### EXERCISE INSTRUCTIONS
Give the count of lines containing the string "structured", with no other output.

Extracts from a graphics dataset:
──────
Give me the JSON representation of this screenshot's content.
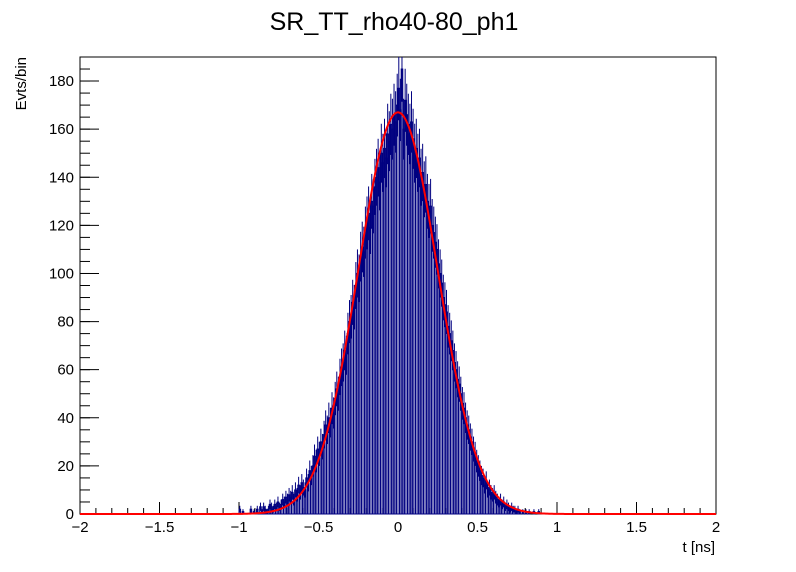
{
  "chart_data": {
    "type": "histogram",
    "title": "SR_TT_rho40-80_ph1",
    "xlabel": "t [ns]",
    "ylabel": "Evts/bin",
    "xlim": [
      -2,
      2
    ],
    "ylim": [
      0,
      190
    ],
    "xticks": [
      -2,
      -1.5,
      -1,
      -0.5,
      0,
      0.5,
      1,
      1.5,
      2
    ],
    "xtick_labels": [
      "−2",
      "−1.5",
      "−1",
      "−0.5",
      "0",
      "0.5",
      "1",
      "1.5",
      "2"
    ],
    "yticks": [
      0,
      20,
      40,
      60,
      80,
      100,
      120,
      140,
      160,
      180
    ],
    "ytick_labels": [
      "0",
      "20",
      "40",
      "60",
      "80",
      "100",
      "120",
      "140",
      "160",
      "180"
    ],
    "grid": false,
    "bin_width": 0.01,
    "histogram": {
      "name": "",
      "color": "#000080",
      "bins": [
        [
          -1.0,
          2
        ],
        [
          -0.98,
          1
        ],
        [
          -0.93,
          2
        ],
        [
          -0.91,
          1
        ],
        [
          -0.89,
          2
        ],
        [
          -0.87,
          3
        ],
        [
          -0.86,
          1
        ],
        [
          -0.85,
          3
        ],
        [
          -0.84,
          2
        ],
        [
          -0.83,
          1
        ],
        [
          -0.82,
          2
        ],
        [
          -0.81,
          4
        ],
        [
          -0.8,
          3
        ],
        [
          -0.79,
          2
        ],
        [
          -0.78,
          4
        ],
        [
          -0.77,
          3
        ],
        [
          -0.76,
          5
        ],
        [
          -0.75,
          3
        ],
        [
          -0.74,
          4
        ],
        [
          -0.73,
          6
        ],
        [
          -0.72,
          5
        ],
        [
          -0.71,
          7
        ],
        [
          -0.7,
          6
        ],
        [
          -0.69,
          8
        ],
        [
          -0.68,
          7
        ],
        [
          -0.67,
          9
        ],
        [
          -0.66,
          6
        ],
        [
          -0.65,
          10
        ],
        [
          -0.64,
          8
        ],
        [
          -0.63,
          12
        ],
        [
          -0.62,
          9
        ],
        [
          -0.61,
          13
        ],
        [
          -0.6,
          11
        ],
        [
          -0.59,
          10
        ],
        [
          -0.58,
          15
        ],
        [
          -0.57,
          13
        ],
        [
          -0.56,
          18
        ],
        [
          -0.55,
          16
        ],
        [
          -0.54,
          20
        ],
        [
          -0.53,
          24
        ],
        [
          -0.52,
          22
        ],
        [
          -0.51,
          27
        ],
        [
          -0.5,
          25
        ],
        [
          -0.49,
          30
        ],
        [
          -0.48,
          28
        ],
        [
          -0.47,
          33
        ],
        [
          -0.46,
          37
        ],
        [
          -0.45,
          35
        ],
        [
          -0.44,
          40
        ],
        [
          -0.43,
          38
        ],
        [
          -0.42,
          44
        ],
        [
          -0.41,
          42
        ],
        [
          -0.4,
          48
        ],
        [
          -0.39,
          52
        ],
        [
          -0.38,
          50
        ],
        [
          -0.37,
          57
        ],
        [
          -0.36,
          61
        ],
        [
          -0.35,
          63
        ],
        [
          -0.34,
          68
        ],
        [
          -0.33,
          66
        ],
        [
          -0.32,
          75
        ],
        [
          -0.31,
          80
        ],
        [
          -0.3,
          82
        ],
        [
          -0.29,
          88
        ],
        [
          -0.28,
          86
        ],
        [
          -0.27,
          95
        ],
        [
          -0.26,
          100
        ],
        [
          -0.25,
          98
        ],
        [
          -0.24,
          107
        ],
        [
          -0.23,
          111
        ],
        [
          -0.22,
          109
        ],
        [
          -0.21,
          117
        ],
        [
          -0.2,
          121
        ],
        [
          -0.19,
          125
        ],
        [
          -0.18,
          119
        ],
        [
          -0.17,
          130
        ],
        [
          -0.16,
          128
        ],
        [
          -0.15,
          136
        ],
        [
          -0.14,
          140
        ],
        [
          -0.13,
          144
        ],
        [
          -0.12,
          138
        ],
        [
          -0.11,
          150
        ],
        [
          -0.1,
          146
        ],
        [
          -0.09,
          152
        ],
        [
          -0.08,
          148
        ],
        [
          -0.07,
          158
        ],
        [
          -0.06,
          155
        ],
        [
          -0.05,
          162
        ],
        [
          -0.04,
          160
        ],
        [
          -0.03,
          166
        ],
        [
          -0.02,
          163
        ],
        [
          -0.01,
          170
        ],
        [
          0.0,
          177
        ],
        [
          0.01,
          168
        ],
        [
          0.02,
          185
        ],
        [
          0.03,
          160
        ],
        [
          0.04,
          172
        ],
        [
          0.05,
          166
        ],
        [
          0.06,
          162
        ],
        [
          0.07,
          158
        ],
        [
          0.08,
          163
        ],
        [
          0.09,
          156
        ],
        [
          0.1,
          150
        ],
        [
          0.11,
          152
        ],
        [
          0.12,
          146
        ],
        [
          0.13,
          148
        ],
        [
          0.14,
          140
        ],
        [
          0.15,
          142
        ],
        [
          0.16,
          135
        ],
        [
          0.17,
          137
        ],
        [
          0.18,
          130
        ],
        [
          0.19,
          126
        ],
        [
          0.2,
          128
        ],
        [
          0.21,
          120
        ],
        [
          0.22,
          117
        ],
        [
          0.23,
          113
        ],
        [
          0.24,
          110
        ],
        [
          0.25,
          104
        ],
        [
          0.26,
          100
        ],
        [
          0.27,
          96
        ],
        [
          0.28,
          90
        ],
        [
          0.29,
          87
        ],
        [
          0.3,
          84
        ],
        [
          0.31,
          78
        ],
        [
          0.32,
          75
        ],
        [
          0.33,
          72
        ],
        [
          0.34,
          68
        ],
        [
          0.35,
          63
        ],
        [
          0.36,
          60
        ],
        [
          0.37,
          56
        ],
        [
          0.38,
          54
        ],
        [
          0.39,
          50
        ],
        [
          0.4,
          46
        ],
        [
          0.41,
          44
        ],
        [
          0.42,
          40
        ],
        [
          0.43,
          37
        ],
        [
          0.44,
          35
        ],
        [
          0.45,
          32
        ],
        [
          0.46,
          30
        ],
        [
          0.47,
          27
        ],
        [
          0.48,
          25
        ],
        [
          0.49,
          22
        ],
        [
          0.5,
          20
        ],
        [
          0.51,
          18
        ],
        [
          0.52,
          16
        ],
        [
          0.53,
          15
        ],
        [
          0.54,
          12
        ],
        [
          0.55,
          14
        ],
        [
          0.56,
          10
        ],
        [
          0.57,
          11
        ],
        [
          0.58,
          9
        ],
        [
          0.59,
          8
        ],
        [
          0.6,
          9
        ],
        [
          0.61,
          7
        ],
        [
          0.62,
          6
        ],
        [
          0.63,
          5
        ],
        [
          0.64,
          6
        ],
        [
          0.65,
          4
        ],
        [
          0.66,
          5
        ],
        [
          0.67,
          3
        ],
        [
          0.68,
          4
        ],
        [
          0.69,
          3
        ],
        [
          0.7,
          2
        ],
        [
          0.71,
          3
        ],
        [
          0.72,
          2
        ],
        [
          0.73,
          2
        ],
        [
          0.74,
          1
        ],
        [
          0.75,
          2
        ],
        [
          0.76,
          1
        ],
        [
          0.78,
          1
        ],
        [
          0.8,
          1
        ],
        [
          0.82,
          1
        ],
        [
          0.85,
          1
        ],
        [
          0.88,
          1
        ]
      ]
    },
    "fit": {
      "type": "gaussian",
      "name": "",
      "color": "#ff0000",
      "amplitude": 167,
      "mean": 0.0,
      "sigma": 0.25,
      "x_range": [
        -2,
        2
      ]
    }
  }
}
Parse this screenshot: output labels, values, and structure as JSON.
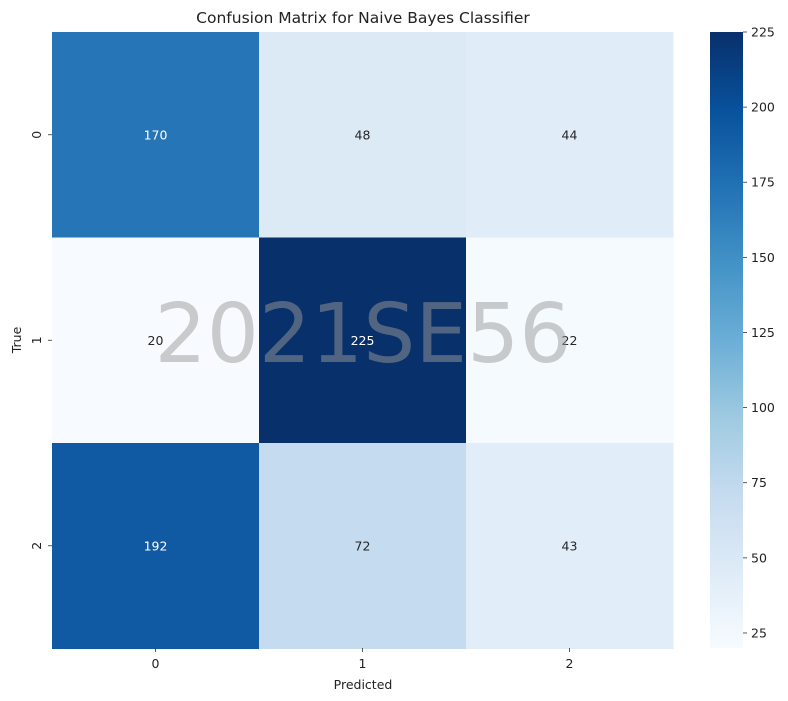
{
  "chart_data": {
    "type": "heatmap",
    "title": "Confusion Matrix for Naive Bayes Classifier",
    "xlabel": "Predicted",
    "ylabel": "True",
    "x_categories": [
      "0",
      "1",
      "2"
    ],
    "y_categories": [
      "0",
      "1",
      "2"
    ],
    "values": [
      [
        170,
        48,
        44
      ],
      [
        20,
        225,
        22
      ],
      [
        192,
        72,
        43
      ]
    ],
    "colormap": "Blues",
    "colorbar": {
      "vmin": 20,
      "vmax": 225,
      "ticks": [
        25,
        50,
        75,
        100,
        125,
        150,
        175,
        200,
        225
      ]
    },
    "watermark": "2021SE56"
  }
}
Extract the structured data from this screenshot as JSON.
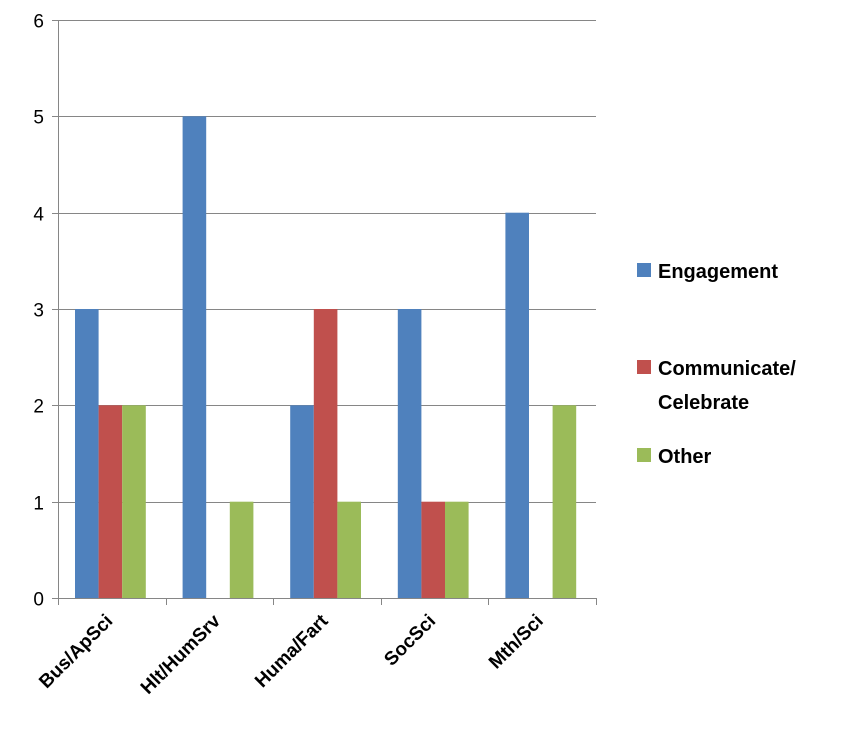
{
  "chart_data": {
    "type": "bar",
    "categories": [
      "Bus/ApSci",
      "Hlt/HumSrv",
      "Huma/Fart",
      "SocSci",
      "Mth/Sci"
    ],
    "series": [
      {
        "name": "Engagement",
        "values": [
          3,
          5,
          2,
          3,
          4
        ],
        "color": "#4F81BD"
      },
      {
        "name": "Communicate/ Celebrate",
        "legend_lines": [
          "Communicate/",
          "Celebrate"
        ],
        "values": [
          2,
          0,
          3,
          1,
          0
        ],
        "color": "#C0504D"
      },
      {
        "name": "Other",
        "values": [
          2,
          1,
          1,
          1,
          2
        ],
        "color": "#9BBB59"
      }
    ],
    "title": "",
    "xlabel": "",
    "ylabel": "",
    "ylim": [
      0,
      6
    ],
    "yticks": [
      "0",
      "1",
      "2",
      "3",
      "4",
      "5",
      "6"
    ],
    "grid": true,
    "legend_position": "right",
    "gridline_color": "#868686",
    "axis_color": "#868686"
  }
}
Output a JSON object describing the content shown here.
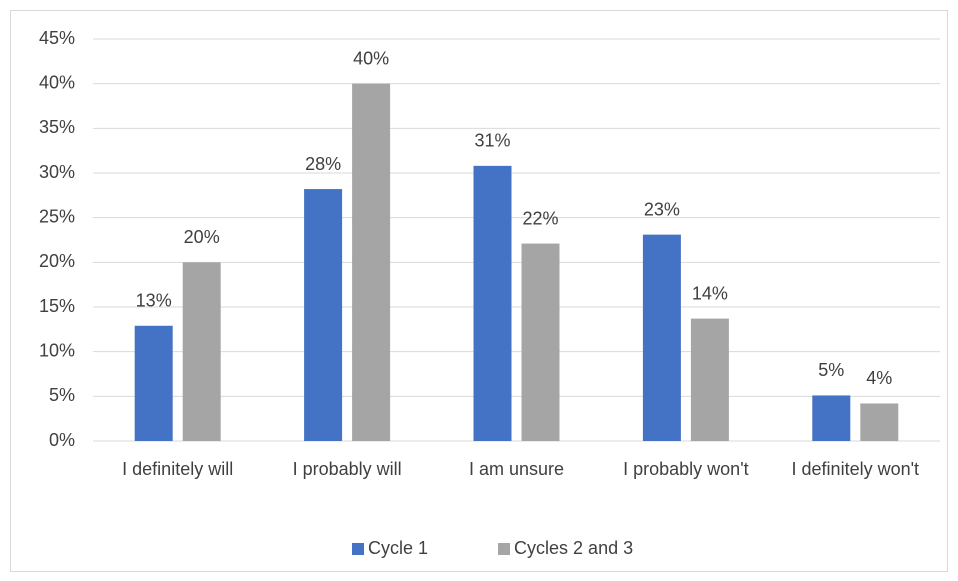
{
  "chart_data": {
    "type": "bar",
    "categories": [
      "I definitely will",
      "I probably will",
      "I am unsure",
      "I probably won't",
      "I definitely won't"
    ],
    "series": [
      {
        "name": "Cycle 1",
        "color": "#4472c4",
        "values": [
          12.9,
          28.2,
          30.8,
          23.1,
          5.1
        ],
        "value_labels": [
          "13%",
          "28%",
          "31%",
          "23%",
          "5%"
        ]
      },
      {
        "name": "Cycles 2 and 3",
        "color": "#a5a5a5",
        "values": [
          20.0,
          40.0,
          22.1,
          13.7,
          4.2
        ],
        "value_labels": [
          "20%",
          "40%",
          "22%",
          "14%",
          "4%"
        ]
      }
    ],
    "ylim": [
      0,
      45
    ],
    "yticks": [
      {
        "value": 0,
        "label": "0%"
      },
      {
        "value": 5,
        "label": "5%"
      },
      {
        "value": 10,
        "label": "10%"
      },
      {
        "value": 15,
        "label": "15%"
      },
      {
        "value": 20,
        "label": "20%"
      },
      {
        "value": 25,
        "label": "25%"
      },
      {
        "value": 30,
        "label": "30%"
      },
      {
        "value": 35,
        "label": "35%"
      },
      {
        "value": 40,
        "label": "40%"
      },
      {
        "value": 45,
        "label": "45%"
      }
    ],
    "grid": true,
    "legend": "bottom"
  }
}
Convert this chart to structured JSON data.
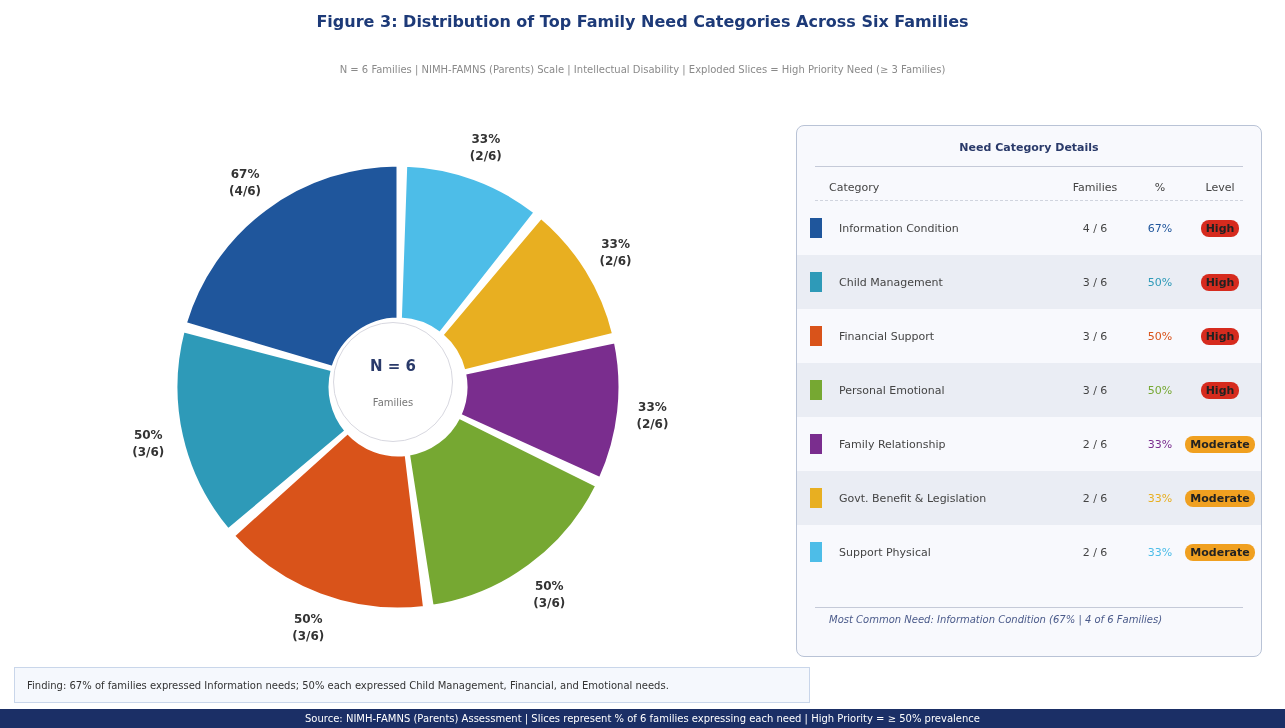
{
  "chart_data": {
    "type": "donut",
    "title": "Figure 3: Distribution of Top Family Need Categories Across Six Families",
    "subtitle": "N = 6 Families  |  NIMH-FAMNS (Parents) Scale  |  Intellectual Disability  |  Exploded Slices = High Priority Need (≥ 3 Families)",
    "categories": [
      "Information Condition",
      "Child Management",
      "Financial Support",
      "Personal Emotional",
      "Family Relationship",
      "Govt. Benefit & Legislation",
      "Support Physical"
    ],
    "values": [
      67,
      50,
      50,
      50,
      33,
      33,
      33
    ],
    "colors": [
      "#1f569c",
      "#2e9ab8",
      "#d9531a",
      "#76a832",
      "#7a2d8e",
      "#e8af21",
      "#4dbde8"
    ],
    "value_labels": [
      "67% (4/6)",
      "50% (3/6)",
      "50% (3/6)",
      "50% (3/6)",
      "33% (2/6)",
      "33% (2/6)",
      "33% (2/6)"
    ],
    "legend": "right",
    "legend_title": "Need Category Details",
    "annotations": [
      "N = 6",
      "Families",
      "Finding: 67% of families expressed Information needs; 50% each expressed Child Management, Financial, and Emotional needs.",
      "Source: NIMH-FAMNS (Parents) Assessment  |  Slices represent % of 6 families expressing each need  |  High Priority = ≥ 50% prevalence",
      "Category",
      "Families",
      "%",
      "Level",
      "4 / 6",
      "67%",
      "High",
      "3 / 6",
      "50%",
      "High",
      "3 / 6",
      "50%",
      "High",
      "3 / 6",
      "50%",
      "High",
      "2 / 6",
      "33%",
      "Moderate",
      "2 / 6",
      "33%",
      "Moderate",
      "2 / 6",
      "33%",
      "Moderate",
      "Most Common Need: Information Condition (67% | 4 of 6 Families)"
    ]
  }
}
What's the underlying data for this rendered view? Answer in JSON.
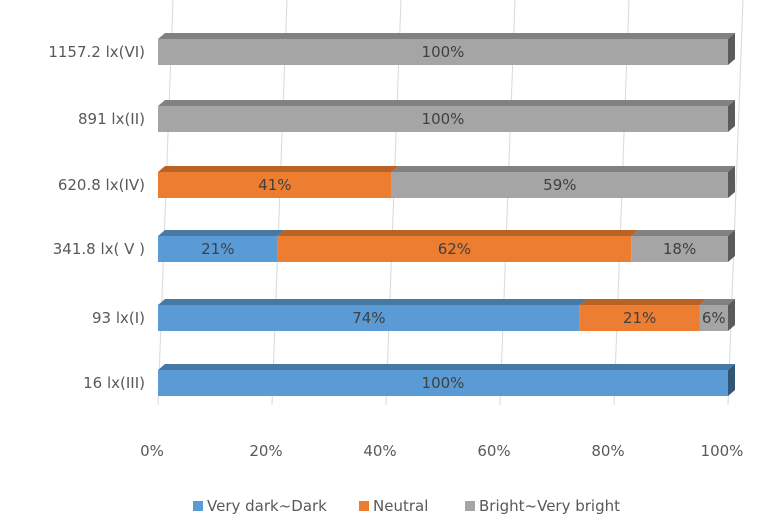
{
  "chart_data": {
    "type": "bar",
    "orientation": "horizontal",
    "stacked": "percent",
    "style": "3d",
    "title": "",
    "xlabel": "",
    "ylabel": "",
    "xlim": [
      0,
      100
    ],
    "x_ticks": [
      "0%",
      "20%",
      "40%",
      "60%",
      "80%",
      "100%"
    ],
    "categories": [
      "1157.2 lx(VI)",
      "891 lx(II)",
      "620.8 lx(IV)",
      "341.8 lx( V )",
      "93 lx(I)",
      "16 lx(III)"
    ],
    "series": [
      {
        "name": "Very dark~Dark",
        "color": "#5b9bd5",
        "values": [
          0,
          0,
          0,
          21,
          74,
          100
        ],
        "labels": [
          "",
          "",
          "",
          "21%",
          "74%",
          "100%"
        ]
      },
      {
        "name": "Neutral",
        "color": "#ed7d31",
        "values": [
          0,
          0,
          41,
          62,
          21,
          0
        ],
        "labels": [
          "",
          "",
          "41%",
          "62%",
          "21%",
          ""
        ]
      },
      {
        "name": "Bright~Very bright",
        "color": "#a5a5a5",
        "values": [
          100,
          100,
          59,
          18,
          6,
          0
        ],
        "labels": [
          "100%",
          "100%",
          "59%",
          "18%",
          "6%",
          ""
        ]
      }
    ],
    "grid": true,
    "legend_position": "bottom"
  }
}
──────
### RESPONSE TO THIS TASK
2